DATASET ENTRIES:
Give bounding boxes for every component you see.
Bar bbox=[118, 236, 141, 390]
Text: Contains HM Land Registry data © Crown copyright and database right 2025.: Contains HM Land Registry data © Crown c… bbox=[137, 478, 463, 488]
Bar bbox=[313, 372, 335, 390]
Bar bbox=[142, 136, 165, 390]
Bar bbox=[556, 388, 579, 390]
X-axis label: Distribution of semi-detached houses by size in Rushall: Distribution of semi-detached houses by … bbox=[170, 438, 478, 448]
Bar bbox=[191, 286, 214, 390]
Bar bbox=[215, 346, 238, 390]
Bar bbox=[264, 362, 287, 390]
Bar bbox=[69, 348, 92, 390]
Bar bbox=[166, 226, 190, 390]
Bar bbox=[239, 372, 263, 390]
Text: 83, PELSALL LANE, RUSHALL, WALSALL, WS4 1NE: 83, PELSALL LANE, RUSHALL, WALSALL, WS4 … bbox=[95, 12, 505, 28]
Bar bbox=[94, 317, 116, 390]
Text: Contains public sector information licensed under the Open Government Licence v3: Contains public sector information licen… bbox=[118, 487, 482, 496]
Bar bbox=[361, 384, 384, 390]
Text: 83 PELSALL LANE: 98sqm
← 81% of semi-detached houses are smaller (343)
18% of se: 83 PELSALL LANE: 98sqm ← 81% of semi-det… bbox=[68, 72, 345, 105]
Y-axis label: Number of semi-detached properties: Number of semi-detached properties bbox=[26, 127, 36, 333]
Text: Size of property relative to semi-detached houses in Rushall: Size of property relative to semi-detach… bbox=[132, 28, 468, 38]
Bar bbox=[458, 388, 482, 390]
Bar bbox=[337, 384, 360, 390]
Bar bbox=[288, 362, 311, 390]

...

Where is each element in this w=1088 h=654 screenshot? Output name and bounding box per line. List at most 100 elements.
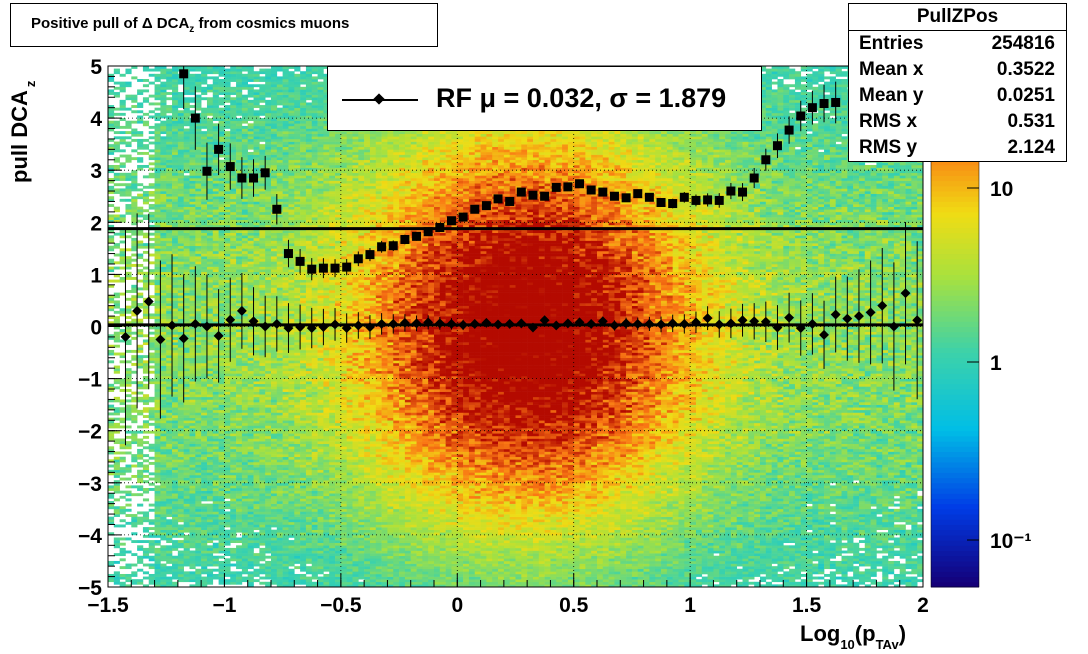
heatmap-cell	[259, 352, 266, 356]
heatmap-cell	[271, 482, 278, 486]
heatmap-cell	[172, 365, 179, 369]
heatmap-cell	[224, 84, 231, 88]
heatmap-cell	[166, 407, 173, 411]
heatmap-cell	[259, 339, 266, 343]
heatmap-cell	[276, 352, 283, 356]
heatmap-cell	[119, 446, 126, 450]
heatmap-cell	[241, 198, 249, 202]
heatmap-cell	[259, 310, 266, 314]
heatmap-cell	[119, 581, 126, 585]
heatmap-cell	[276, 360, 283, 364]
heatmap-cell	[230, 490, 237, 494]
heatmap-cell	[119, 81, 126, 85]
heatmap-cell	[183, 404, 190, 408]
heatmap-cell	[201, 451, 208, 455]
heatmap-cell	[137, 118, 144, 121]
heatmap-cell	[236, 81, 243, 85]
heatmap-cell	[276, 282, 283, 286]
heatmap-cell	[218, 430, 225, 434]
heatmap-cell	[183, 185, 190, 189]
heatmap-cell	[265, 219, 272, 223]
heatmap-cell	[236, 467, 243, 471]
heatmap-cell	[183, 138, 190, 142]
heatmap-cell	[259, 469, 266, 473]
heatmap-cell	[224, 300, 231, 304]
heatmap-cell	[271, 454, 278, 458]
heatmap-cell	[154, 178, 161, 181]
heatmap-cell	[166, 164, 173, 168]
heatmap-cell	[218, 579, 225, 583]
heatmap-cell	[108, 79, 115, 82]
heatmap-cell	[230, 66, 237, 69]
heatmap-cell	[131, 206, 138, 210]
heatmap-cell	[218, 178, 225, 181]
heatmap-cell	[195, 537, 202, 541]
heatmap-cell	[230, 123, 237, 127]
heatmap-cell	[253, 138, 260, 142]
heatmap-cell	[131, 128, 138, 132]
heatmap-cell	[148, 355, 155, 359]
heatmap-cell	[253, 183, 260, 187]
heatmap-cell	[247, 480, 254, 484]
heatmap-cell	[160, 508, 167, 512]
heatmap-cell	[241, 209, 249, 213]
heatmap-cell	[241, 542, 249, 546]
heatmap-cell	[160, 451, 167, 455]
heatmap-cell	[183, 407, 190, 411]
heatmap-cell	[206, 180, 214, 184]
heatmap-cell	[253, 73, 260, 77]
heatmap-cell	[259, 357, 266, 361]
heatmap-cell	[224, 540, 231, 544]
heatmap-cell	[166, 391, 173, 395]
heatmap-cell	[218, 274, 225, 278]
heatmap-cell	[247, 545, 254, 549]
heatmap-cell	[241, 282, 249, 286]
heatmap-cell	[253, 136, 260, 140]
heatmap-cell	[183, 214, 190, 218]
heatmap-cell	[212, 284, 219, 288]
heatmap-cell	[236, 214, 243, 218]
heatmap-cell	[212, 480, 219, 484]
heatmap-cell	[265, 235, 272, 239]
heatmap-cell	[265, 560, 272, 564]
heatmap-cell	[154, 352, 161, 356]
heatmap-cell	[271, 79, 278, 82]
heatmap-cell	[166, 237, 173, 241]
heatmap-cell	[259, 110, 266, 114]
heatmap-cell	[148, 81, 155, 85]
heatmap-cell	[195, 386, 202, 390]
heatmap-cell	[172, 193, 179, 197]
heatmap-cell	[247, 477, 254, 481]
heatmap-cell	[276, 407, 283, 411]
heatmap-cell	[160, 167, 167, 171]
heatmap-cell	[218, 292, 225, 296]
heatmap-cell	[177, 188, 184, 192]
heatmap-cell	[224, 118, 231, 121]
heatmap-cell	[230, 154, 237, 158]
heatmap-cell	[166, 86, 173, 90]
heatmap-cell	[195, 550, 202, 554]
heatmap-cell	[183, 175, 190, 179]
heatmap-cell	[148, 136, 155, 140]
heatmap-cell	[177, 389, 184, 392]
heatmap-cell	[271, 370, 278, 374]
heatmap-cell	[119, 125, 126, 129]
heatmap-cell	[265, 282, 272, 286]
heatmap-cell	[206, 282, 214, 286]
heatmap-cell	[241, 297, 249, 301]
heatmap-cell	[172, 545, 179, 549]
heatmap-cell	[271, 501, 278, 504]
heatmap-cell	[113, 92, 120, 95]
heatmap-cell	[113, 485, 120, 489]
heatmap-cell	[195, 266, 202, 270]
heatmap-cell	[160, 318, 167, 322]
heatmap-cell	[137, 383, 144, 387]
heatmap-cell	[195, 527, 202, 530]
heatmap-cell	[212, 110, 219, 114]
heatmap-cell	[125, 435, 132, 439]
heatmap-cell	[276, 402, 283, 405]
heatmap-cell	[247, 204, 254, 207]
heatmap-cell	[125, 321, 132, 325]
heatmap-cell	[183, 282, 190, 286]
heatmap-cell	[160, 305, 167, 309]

* * *

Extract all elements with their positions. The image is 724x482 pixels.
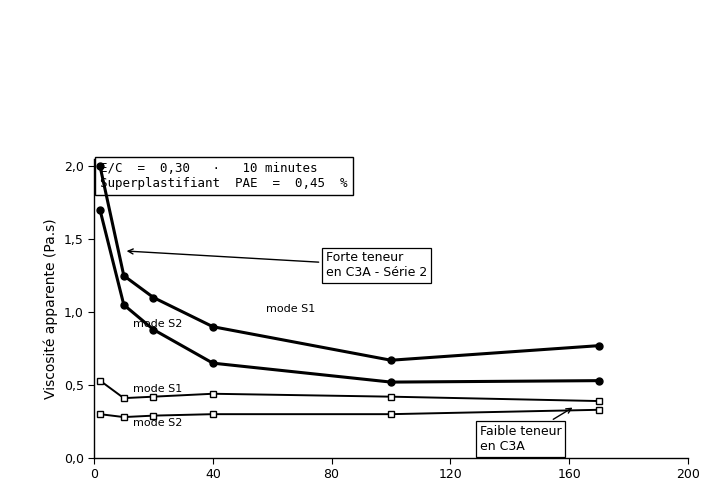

WHAT THE TASK ASKS:
Give the part of the data that opens with the line containing "Where is each" and closes with the line containing "214, 243, 218]" as a Markdown table with the columns Row and Line, numbering each line and skipping blank lines. Leave any picture out of the table.

FULL RESPONSE:
| Row | Line |
|---|---|
| 1 | Where is each element in this w=1088 h=654 screenshot? Output name and bounding box per line. List at most 100 elements. |
| 2 | heatmap-cell	[259, 352, 266, 356] |
| 3 | heatmap-cell	[271, 482, 278, 486] |
| 4 | heatmap-cell	[172, 365, 179, 369] |
| 5 | heatmap-cell	[224, 84, 231, 88] |
| 6 | heatmap-cell	[166, 407, 173, 411] |
| 7 | heatmap-cell	[259, 339, 266, 343] |
| 8 | heatmap-cell	[276, 352, 283, 356] |
| 9 | heatmap-cell	[119, 446, 126, 450] |
| 10 | heatmap-cell	[241, 198, 249, 202] |
| 11 | heatmap-cell	[259, 310, 266, 314] |
| 12 | heatmap-cell	[119, 581, 126, 585] |
| 13 | heatmap-cell	[276, 360, 283, 364] |
| 14 | heatmap-cell	[230, 490, 237, 494] |
| 15 | heatmap-cell	[119, 81, 126, 85] |
| 16 | heatmap-cell	[183, 404, 190, 408] |
| 17 | heatmap-cell	[201, 451, 208, 455] |
| 18 | heatmap-cell	[137, 118, 144, 121] |
| 19 | heatmap-cell	[236, 81, 243, 85] |
| 20 | heatmap-cell	[276, 282, 283, 286] |
| 21 | heatmap-cell	[218, 430, 225, 434] |
| 22 | heatmap-cell	[183, 185, 190, 189] |
| 23 | heatmap-cell	[265, 219, 272, 223] |
| 24 | heatmap-cell	[236, 467, 243, 471] |
| 25 | heatmap-cell	[183, 138, 190, 142] |
| 26 | heatmap-cell	[259, 469, 266, 473] |
| 27 | heatmap-cell	[224, 300, 231, 304] |
| 28 | heatmap-cell	[271, 454, 278, 458] |
| 29 | heatmap-cell	[154, 178, 161, 181] |
| 30 | heatmap-cell	[166, 164, 173, 168] |
| 31 | heatmap-cell	[218, 579, 225, 583] |
| 32 | heatmap-cell	[108, 79, 115, 82] |
| 33 | heatmap-cell	[230, 66, 237, 69] |
| 34 | heatmap-cell	[131, 206, 138, 210] |
| 35 | heatmap-cell	[218, 178, 225, 181] |
| 36 | heatmap-cell	[195, 537, 202, 541] |
| 37 | heatmap-cell	[230, 123, 237, 127] |
| 38 | heatmap-cell	[253, 138, 260, 142] |
| 39 | heatmap-cell	[131, 128, 138, 132] |
| 40 | heatmap-cell	[148, 355, 155, 359] |
| 41 | heatmap-cell	[253, 183, 260, 187] |
| 42 | heatmap-cell	[247, 480, 254, 484] |
| 43 | heatmap-cell	[160, 508, 167, 512] |
| 44 | heatmap-cell	[241, 209, 249, 213] |
| 45 | heatmap-cell	[241, 542, 249, 546] |
| 46 | heatmap-cell	[160, 451, 167, 455] |
| 47 | heatmap-cell	[183, 407, 190, 411] |
| 48 | heatmap-cell	[206, 180, 214, 184] |
| 49 | heatmap-cell	[253, 73, 260, 77] |
| 50 | heatmap-cell	[259, 357, 266, 361] |
| 51 | heatmap-cell	[224, 540, 231, 544] |
| 52 | heatmap-cell	[166, 391, 173, 395] |
| 53 | heatmap-cell	[218, 274, 225, 278] |
| 54 | heatmap-cell	[247, 545, 254, 549] |
| 55 | heatmap-cell	[241, 282, 249, 286] |
| 56 | heatmap-cell	[253, 136, 260, 140] |
| 57 | heatmap-cell	[183, 214, 190, 218] |
| 58 | heatmap-cell	[212, 284, 219, 288] |
| 59 | heatmap-cell	[236, 214, 243, 218] |